== Written instruction ==
Reproduce the listing below in full and without alteration, apart from its pictures.

== Data in this exercise ==
========================================================================
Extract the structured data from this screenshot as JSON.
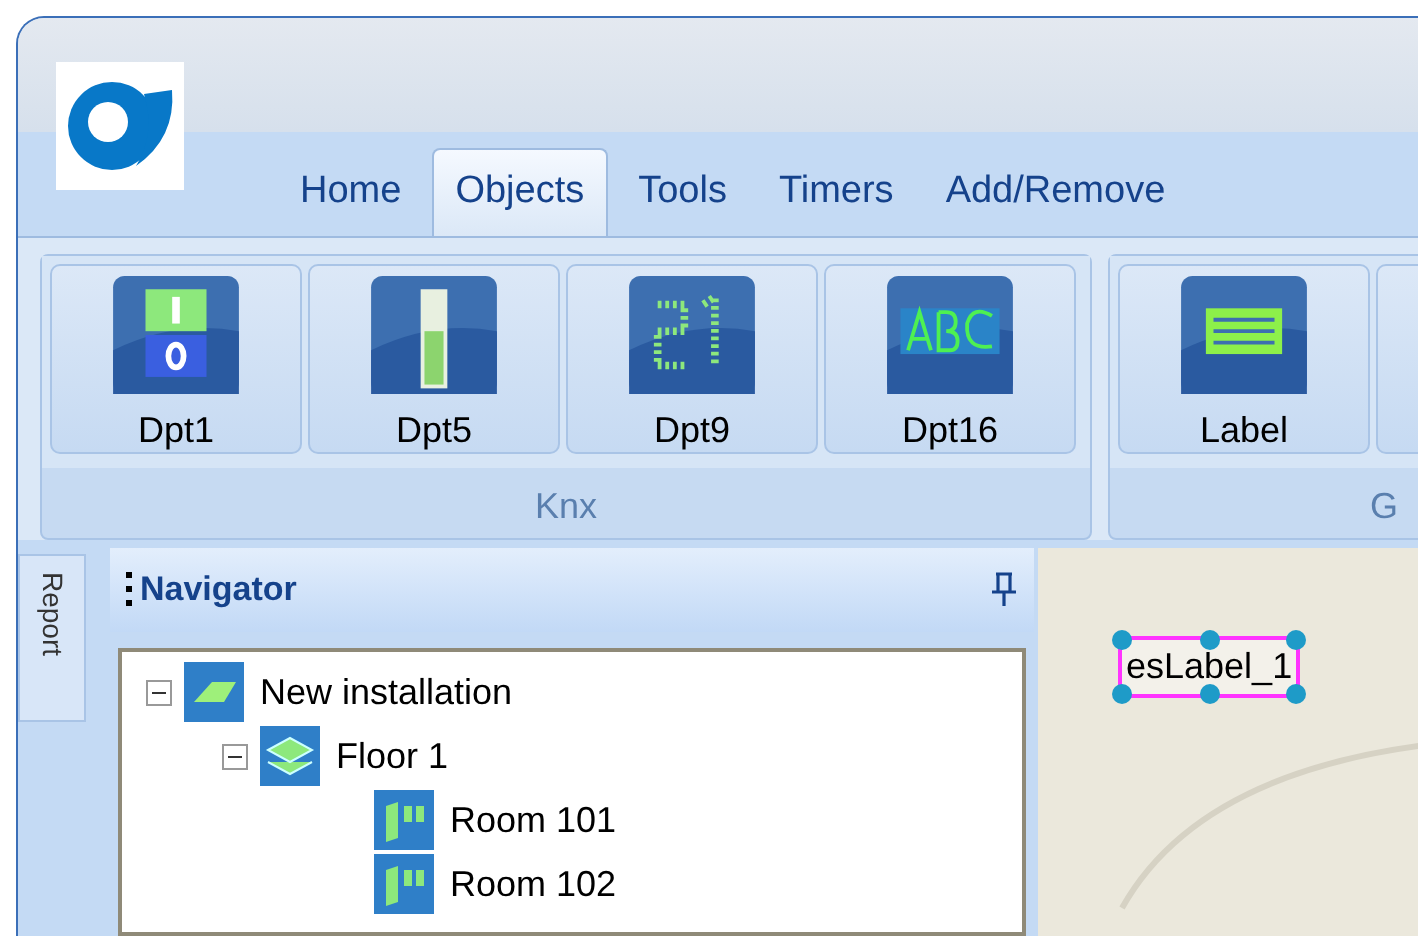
{
  "ribbon": {
    "tabs": [
      {
        "label": "Home",
        "selected": false
      },
      {
        "label": "Objects",
        "selected": true
      },
      {
        "label": "Tools",
        "selected": false
      },
      {
        "label": "Timers",
        "selected": false
      },
      {
        "label": "Add/Remove",
        "selected": false
      }
    ],
    "groups": [
      {
        "label": "Knx",
        "buttons": [
          {
            "label": "Dpt1",
            "kind": "switch"
          },
          {
            "label": "Dpt5",
            "kind": "bar"
          },
          {
            "label": "Dpt9",
            "kind": "digits"
          },
          {
            "label": "Dpt16",
            "kind": "text"
          }
        ]
      },
      {
        "label": "G",
        "buttons": [
          {
            "label": "Label",
            "kind": "label"
          },
          {
            "kind": "blank"
          }
        ]
      }
    ]
  },
  "side_tab": {
    "label": "Report"
  },
  "navigator": {
    "title": "Navigator",
    "tree": [
      {
        "label": "New installation",
        "kind": "installation",
        "expanded": true,
        "children": [
          {
            "label": "Floor 1",
            "kind": "floor",
            "expanded": true,
            "children": [
              {
                "label": "Room 101",
                "kind": "room"
              },
              {
                "label": "Room 102",
                "kind": "room"
              }
            ]
          }
        ]
      }
    ]
  },
  "canvas": {
    "element": {
      "label": "esLabel_1",
      "selected": true
    }
  }
}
========================================================================
== Solved exercise ==
Extract the structured data from this screenshot as JSON.
{
  "ribbon": {
    "tabs": [
      {
        "label": "Home",
        "selected": false
      },
      {
        "label": "Objects",
        "selected": true
      },
      {
        "label": "Tools",
        "selected": false
      },
      {
        "label": "Timers",
        "selected": false
      },
      {
        "label": "Add/Remove",
        "selected": false
      }
    ],
    "groups": [
      {
        "label": "Knx",
        "buttons": [
          {
            "label": "Dpt1",
            "kind": "switch"
          },
          {
            "label": "Dpt5",
            "kind": "bar"
          },
          {
            "label": "Dpt9",
            "kind": "digits"
          },
          {
            "label": "Dpt16",
            "kind": "text"
          }
        ]
      },
      {
        "label": "G",
        "buttons": [
          {
            "label": "Label",
            "kind": "label"
          },
          {
            "kind": "blank"
          }
        ]
      }
    ]
  },
  "side_tab": {
    "label": "Report"
  },
  "navigator": {
    "title": "Navigator",
    "tree": [
      {
        "label": "New installation",
        "kind": "installation",
        "expanded": true,
        "children": [
          {
            "label": "Floor 1",
            "kind": "floor",
            "expanded": true,
            "children": [
              {
                "label": "Room 101",
                "kind": "room"
              },
              {
                "label": "Room 102",
                "kind": "room"
              }
            ]
          }
        ]
      }
    ]
  },
  "canvas": {
    "element": {
      "label": "esLabel_1",
      "selected": true
    }
  }
}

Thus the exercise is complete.